### Prompt:
Write the listing below out again exactly, dropping the images.

### Records for processing:
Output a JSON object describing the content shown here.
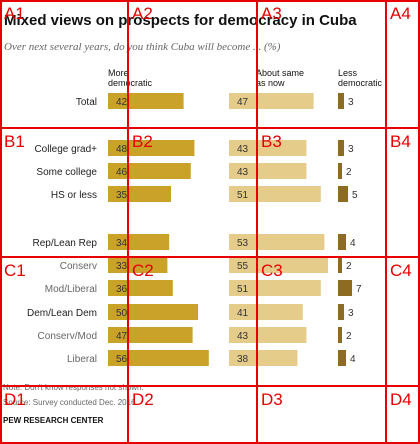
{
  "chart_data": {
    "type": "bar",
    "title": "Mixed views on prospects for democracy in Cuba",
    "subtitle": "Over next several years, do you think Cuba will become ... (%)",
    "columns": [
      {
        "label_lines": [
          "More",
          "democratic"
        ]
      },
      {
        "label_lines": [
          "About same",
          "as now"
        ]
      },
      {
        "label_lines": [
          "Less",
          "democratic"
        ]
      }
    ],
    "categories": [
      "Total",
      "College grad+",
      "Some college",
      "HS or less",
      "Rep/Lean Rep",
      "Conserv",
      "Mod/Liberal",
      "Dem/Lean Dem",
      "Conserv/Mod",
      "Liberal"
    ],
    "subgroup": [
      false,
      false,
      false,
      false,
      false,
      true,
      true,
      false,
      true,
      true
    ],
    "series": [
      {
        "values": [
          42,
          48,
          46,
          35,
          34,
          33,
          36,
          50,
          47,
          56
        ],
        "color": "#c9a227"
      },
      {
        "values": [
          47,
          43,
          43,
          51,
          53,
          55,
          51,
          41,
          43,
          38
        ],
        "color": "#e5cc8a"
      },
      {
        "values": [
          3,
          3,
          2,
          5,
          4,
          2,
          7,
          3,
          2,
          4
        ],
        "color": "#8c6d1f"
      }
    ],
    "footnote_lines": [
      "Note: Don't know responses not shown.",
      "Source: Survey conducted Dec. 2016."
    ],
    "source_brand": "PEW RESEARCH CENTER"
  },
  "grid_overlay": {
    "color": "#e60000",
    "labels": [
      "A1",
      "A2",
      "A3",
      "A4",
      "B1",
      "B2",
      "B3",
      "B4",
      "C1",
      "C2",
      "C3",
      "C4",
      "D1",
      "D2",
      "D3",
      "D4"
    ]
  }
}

### Reply to the exercise:
Output a JSON object describing the content shown here.
{
  "chart_data": {
    "type": "bar",
    "title": "Mixed views on prospects for democracy in Cuba",
    "subtitle": "Over next several years, do you think Cuba will become ... (%)",
    "columns": [
      {
        "label_lines": [
          "More",
          "democratic"
        ]
      },
      {
        "label_lines": [
          "About same",
          "as now"
        ]
      },
      {
        "label_lines": [
          "Less",
          "democratic"
        ]
      }
    ],
    "categories": [
      "Total",
      "College grad+",
      "Some college",
      "HS or less",
      "Rep/Lean Rep",
      "Conserv",
      "Mod/Liberal",
      "Dem/Lean Dem",
      "Conserv/Mod",
      "Liberal"
    ],
    "subgroup": [
      false,
      false,
      false,
      false,
      false,
      true,
      true,
      false,
      true,
      true
    ],
    "series": [
      {
        "values": [
          42,
          48,
          46,
          35,
          34,
          33,
          36,
          50,
          47,
          56
        ],
        "color": "#c9a227"
      },
      {
        "values": [
          47,
          43,
          43,
          51,
          53,
          55,
          51,
          41,
          43,
          38
        ],
        "color": "#e5cc8a"
      },
      {
        "values": [
          3,
          3,
          2,
          5,
          4,
          2,
          7,
          3,
          2,
          4
        ],
        "color": "#8c6d1f"
      }
    ],
    "footnote_lines": [
      "Note: Don't know responses not shown.",
      "Source: Survey conducted Dec. 2016."
    ],
    "source_brand": "PEW RESEARCH CENTER"
  },
  "grid_overlay": {
    "color": "#e60000",
    "labels": [
      "A1",
      "A2",
      "A3",
      "A4",
      "B1",
      "B2",
      "B3",
      "B4",
      "C1",
      "C2",
      "C3",
      "C4",
      "D1",
      "D2",
      "D3",
      "D4"
    ]
  }
}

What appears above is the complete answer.